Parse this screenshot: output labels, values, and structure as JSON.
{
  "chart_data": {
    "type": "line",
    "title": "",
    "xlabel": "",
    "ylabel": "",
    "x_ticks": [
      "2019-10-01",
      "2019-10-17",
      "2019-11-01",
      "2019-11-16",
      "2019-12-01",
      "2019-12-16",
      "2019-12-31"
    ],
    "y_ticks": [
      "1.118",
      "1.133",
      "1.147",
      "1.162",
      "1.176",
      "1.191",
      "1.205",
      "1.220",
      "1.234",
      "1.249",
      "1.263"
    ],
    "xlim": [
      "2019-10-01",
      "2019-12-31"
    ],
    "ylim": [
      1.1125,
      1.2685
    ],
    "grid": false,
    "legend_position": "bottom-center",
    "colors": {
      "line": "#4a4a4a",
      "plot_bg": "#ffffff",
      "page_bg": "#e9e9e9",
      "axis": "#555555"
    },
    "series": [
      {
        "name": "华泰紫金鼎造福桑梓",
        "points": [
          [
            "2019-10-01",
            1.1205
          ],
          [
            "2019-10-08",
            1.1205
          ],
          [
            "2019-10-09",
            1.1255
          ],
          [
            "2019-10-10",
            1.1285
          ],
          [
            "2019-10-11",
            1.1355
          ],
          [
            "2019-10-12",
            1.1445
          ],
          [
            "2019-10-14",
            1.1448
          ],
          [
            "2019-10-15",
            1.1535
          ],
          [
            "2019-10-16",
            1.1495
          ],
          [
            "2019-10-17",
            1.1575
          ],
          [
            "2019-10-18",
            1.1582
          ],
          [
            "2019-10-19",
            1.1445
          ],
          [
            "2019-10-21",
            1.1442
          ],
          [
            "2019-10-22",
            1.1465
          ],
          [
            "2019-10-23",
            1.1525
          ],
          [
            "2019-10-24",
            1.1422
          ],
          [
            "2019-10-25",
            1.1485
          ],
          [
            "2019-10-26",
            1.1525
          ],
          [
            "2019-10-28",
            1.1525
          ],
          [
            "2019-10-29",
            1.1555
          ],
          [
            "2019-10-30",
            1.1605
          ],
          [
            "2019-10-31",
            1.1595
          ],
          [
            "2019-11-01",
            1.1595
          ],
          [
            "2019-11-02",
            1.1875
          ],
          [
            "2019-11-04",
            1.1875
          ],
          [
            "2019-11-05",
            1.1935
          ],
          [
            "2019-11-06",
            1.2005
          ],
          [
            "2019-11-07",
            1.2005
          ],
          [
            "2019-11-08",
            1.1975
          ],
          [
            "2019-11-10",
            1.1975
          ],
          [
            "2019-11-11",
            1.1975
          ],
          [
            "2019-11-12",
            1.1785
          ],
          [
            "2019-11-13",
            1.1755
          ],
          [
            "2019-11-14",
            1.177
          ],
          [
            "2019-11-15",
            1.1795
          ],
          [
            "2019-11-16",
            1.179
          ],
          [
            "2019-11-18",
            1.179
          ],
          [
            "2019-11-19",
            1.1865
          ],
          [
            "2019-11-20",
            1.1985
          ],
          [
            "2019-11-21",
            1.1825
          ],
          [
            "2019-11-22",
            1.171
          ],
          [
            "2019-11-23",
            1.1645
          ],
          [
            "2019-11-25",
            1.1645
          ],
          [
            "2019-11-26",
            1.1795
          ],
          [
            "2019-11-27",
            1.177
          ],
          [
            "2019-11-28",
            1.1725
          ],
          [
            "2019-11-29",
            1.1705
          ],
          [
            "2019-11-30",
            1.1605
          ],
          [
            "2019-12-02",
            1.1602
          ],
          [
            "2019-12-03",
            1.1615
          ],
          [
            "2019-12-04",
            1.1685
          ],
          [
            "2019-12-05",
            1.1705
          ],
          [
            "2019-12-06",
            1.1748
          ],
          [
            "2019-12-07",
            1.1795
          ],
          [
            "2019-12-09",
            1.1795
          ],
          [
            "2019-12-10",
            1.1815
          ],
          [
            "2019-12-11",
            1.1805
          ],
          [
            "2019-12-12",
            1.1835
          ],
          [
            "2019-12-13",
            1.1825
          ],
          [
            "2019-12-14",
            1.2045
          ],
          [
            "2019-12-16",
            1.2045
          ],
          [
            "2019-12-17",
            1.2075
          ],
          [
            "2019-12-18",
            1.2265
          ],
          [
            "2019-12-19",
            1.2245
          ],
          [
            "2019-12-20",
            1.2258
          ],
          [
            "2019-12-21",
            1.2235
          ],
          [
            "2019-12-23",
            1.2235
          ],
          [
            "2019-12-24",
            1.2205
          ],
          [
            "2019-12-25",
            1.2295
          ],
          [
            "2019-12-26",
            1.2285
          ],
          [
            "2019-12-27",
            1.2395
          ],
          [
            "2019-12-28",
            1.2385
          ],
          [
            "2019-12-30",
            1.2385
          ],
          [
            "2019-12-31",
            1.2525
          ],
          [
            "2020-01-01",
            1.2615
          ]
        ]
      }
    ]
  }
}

● ● ● ●

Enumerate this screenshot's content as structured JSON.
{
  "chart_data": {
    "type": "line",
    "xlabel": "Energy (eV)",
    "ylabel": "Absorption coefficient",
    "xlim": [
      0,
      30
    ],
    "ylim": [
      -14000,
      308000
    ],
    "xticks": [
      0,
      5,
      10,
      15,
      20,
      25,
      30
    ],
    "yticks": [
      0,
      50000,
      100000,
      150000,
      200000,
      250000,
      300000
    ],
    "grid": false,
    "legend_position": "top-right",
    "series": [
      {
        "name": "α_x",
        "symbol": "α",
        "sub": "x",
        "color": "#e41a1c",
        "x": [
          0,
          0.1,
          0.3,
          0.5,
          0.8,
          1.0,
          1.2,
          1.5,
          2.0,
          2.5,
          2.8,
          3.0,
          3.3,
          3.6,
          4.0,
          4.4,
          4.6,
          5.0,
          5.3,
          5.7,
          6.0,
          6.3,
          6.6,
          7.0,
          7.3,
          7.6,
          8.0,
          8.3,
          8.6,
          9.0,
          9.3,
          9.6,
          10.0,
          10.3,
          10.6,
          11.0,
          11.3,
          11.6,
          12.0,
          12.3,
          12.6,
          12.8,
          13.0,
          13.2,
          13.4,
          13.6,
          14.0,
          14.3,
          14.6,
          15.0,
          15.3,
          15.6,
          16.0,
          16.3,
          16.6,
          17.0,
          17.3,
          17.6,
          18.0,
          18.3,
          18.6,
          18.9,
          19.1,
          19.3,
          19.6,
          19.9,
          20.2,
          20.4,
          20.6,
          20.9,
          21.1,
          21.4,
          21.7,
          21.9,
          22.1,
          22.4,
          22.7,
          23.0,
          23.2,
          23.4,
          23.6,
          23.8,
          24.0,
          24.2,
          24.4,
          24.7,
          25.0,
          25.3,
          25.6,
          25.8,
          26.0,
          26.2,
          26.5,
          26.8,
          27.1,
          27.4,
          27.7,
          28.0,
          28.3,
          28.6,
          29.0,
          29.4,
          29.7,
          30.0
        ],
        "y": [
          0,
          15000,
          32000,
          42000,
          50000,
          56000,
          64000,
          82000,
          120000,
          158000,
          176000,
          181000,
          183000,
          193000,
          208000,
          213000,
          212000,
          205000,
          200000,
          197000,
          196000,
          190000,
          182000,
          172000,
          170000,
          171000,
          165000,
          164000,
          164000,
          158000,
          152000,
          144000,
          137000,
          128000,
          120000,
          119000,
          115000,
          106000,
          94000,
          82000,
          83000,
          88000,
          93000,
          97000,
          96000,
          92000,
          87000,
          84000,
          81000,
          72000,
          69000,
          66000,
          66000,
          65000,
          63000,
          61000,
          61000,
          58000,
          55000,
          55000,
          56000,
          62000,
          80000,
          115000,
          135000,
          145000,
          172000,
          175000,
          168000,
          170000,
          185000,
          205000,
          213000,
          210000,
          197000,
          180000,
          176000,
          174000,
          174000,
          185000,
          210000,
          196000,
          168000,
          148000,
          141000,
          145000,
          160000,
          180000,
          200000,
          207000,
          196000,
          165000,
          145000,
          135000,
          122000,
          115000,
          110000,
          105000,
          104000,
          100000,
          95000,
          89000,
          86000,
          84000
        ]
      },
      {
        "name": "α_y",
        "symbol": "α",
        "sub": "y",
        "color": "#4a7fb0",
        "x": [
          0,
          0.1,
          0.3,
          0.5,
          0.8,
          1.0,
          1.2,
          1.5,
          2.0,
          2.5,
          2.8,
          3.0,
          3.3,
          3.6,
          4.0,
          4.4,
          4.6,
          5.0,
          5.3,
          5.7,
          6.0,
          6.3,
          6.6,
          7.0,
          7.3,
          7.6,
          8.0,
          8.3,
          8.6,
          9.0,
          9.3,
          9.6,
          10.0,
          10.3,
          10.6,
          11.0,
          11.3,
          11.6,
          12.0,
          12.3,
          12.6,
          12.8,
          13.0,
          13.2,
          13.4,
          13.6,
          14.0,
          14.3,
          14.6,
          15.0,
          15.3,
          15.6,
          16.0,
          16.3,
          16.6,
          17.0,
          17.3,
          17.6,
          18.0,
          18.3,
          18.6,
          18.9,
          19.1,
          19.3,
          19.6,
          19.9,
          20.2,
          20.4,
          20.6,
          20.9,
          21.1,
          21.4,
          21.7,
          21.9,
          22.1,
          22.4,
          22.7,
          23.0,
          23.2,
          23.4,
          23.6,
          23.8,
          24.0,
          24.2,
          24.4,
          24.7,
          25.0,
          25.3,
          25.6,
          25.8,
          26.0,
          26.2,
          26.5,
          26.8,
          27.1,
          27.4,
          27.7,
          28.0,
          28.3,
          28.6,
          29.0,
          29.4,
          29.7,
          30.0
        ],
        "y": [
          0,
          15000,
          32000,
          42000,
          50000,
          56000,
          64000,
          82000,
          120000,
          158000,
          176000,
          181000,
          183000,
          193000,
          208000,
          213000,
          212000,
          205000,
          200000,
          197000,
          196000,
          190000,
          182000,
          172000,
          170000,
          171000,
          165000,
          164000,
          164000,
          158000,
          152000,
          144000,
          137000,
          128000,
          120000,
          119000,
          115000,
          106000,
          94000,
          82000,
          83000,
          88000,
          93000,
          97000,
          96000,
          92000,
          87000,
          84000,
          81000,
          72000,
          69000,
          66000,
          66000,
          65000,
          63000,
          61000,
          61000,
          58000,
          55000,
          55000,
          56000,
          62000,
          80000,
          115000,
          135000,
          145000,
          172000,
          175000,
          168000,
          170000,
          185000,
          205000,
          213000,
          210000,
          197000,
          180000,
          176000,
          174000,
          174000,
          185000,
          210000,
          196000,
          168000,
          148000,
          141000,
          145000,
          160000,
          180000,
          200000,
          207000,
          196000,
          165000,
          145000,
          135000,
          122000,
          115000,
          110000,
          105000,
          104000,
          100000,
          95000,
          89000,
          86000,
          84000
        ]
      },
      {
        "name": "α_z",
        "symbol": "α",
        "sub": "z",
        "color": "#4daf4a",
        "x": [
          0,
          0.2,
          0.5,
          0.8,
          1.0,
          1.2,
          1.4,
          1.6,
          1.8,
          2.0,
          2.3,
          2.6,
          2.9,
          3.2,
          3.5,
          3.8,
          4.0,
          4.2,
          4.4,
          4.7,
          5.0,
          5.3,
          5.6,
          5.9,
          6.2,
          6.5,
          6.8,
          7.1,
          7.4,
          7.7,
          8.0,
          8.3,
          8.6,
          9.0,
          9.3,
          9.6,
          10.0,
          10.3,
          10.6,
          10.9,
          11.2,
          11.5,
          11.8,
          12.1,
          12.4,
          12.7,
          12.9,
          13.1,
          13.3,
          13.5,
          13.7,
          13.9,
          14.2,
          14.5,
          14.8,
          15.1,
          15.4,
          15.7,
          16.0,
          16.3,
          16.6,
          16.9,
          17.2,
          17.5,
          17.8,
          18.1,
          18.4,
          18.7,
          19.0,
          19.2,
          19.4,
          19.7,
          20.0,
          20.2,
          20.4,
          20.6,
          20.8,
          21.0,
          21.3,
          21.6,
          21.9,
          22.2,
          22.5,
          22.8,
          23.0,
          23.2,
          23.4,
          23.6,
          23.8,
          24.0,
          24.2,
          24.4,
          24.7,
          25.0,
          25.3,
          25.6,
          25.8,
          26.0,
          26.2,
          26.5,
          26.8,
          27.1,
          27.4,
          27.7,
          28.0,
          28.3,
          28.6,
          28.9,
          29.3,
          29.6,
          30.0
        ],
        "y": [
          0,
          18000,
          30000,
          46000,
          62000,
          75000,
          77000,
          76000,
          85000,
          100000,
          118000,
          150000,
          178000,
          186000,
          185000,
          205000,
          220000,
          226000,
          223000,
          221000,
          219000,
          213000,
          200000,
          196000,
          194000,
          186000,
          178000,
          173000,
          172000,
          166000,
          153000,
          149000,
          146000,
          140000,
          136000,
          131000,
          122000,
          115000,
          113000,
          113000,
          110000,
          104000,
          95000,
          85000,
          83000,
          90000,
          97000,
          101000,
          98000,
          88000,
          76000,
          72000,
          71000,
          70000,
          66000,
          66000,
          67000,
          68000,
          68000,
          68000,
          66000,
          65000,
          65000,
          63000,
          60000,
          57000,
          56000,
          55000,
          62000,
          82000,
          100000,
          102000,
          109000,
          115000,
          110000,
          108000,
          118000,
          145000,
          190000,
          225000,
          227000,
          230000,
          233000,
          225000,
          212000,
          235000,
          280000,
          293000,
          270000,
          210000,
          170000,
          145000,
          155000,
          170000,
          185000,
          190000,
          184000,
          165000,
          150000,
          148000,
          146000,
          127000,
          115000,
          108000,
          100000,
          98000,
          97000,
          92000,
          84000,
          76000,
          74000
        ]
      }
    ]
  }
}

● ● ● ●

WHAT THE EXERCISE ASKS → Return all lines containing the word "JSON".

RESULT OF THE EXERCISE →
Parse this screenshot: output labels, values, and structure as JSON.
Enumerate this screenshot's content as structured JSON.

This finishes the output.